Task material =>
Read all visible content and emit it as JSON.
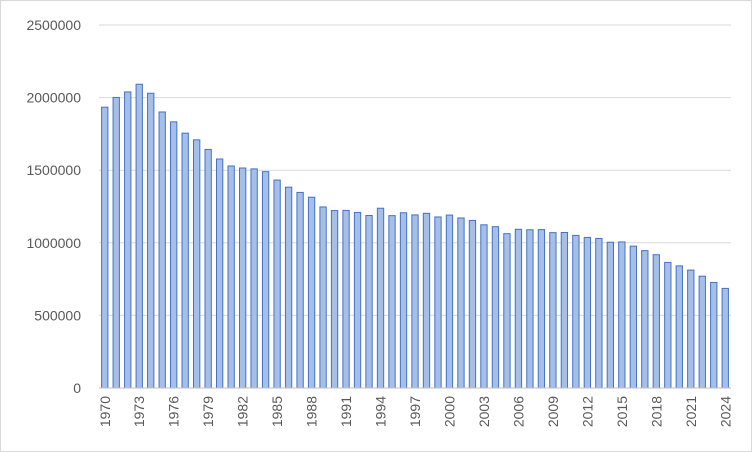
{
  "chart_data": {
    "type": "bar",
    "title": "",
    "xlabel": "",
    "ylabel": "",
    "ylim": [
      0,
      2500000
    ],
    "y_ticks": [
      0,
      500000,
      1000000,
      1500000,
      2000000,
      2500000
    ],
    "y_tick_labels": [
      "0",
      "500000",
      "1000000",
      "1500000",
      "2000000",
      "2500000"
    ],
    "x_tick_labels": [
      "1970",
      "1973",
      "1976",
      "1979",
      "1982",
      "1985",
      "1988",
      "1991",
      "1994",
      "1997",
      "2000",
      "2003",
      "2006",
      "2009",
      "2012",
      "2015",
      "2018",
      "2021",
      "2024"
    ],
    "grid": true,
    "legend": "none",
    "bar_fill": "#a6bfe9",
    "bar_stroke": "#4472c4",
    "categories": [
      "1970",
      "1971",
      "1972",
      "1973",
      "1974",
      "1975",
      "1976",
      "1977",
      "1978",
      "1979",
      "1980",
      "1981",
      "1982",
      "1983",
      "1984",
      "1985",
      "1986",
      "1987",
      "1988",
      "1989",
      "1990",
      "1991",
      "1992",
      "1993",
      "1994",
      "1995",
      "1996",
      "1997",
      "1998",
      "1999",
      "2000",
      "2001",
      "2002",
      "2003",
      "2004",
      "2005",
      "2006",
      "2007",
      "2008",
      "2009",
      "2010",
      "2011",
      "2012",
      "2013",
      "2014",
      "2015",
      "2016",
      "2017",
      "2018",
      "2019",
      "2020",
      "2021",
      "2022",
      "2023",
      "2024"
    ],
    "values": [
      1934000,
      2001000,
      2039000,
      2092000,
      2030000,
      1901000,
      1833000,
      1755000,
      1709000,
      1643000,
      1577000,
      1529000,
      1515000,
      1509000,
      1490000,
      1432000,
      1383000,
      1347000,
      1314000,
      1247000,
      1222000,
      1223000,
      1209000,
      1188000,
      1238000,
      1187000,
      1207000,
      1192000,
      1203000,
      1178000,
      1191000,
      1171000,
      1154000,
      1124000,
      1111000,
      1063000,
      1093000,
      1090000,
      1091000,
      1070000,
      1071000,
      1051000,
      1037000,
      1030000,
      1004000,
      1006000,
      977000,
      946000,
      918000,
      865000,
      841000,
      812000,
      770000,
      727000,
      686000
    ]
  }
}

What to produce =>
Except for the pictures, reproduce every line exactly.

Exercise response =>
Read all visible content and emit it as JSON.
{
  "chart_data": {
    "type": "bar",
    "title": "",
    "xlabel": "",
    "ylabel": "",
    "ylim": [
      0,
      2500000
    ],
    "y_ticks": [
      0,
      500000,
      1000000,
      1500000,
      2000000,
      2500000
    ],
    "y_tick_labels": [
      "0",
      "500000",
      "1000000",
      "1500000",
      "2000000",
      "2500000"
    ],
    "x_tick_labels": [
      "1970",
      "1973",
      "1976",
      "1979",
      "1982",
      "1985",
      "1988",
      "1991",
      "1994",
      "1997",
      "2000",
      "2003",
      "2006",
      "2009",
      "2012",
      "2015",
      "2018",
      "2021",
      "2024"
    ],
    "grid": true,
    "legend": "none",
    "bar_fill": "#a6bfe9",
    "bar_stroke": "#4472c4",
    "categories": [
      "1970",
      "1971",
      "1972",
      "1973",
      "1974",
      "1975",
      "1976",
      "1977",
      "1978",
      "1979",
      "1980",
      "1981",
      "1982",
      "1983",
      "1984",
      "1985",
      "1986",
      "1987",
      "1988",
      "1989",
      "1990",
      "1991",
      "1992",
      "1993",
      "1994",
      "1995",
      "1996",
      "1997",
      "1998",
      "1999",
      "2000",
      "2001",
      "2002",
      "2003",
      "2004",
      "2005",
      "2006",
      "2007",
      "2008",
      "2009",
      "2010",
      "2011",
      "2012",
      "2013",
      "2014",
      "2015",
      "2016",
      "2017",
      "2018",
      "2019",
      "2020",
      "2021",
      "2022",
      "2023",
      "2024"
    ],
    "values": [
      1934000,
      2001000,
      2039000,
      2092000,
      2030000,
      1901000,
      1833000,
      1755000,
      1709000,
      1643000,
      1577000,
      1529000,
      1515000,
      1509000,
      1490000,
      1432000,
      1383000,
      1347000,
      1314000,
      1247000,
      1222000,
      1223000,
      1209000,
      1188000,
      1238000,
      1187000,
      1207000,
      1192000,
      1203000,
      1178000,
      1191000,
      1171000,
      1154000,
      1124000,
      1111000,
      1063000,
      1093000,
      1090000,
      1091000,
      1070000,
      1071000,
      1051000,
      1037000,
      1030000,
      1004000,
      1006000,
      977000,
      946000,
      918000,
      865000,
      841000,
      812000,
      770000,
      727000,
      686000
    ]
  }
}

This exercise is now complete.